═══ MATERIAL FOR THE TASK ═══
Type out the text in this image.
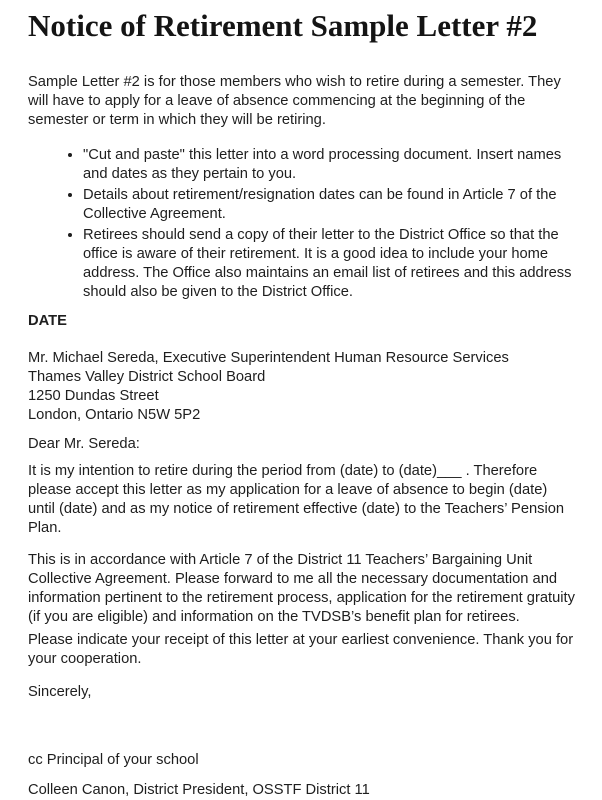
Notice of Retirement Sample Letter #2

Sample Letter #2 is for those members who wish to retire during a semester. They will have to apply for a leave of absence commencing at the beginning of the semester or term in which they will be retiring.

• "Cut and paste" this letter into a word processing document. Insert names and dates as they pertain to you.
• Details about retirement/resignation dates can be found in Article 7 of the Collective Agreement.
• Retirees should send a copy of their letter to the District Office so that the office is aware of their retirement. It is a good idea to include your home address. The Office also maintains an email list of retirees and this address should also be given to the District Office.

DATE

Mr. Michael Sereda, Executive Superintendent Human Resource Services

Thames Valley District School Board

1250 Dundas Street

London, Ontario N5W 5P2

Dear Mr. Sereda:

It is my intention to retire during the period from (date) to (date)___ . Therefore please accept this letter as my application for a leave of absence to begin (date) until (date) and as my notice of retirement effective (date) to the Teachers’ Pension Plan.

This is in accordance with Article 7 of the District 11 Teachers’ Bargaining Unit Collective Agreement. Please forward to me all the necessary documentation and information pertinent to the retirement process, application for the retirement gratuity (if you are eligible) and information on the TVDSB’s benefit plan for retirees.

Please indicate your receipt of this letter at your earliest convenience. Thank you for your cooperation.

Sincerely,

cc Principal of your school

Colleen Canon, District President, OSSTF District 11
═══
═══ MATERIAL FOR THE TASK ═══
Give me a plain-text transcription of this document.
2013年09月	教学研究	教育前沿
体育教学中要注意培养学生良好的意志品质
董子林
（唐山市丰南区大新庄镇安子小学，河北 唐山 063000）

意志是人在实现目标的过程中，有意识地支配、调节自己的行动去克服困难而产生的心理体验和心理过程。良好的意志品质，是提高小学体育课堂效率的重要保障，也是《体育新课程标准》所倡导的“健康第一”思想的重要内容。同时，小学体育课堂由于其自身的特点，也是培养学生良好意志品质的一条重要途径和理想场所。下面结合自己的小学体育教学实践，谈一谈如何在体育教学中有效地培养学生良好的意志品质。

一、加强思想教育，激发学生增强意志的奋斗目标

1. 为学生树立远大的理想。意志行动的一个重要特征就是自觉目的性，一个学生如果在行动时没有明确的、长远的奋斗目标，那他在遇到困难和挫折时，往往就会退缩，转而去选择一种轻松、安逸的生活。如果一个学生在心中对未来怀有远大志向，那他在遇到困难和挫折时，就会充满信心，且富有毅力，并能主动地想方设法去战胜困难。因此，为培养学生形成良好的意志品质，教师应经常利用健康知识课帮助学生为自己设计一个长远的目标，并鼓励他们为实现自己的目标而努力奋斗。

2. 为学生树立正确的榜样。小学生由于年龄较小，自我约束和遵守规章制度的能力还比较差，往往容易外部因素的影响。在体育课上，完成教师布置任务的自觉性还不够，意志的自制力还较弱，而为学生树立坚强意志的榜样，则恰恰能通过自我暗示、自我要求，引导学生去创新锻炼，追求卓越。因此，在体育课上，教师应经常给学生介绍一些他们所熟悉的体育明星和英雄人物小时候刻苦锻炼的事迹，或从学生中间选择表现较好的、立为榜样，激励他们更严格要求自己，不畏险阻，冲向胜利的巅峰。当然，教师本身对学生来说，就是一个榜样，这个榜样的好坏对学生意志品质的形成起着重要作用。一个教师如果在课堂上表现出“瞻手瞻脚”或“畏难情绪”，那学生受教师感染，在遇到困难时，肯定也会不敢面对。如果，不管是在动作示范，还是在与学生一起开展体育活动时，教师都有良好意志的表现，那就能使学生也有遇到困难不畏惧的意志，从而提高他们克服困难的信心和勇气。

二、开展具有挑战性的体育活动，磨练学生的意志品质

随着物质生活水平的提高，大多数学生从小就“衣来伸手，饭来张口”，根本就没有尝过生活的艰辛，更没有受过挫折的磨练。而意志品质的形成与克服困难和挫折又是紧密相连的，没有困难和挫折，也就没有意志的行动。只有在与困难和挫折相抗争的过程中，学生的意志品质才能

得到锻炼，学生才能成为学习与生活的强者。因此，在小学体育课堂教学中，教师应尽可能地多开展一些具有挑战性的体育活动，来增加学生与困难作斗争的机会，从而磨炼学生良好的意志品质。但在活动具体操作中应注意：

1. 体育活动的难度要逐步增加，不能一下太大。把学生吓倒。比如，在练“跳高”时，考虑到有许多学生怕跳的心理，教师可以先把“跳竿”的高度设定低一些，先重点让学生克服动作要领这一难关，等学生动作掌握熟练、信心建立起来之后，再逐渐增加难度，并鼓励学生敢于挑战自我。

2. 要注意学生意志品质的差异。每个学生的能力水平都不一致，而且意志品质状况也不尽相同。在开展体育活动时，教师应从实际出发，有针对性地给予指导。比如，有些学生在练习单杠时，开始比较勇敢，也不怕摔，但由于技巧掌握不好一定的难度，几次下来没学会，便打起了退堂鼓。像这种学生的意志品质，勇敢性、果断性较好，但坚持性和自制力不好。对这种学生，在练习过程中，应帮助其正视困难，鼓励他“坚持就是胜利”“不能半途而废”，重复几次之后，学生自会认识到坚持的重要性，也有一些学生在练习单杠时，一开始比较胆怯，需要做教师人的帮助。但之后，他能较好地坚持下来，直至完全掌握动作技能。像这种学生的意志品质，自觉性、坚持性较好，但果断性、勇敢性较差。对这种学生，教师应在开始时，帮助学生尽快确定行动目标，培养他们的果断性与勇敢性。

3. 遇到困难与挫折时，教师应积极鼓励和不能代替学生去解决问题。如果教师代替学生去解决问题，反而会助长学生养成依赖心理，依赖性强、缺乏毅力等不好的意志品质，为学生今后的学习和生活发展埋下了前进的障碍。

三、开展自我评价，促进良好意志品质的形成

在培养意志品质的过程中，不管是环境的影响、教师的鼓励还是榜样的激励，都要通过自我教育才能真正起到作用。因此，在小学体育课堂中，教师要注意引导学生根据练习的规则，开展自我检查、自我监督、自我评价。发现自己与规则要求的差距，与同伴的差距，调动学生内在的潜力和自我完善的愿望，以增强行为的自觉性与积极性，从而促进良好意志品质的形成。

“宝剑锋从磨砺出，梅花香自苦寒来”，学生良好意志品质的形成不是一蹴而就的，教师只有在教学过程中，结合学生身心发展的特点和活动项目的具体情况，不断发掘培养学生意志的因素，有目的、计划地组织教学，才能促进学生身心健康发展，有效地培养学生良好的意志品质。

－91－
═══
Copy out each line of the data containing the string "Teachers".

It is my intention to retire during the period from (date) to (date)___ . Therefore please accept this letter as my application for a leave of absence to begin (date) until (date) and as my notice of retirement effective (date) to the Teachers’ Pension Plan.
This is in accordance with Article 7 of the District 11 Teachers’ Bargaining Unit Collective Agreement. Please forward to me all the necessary documentation and information pertinent to the retirement process, application for the retirement gratuity (if you are eligible) and information on the TVDSB’s benefit plan for retirees.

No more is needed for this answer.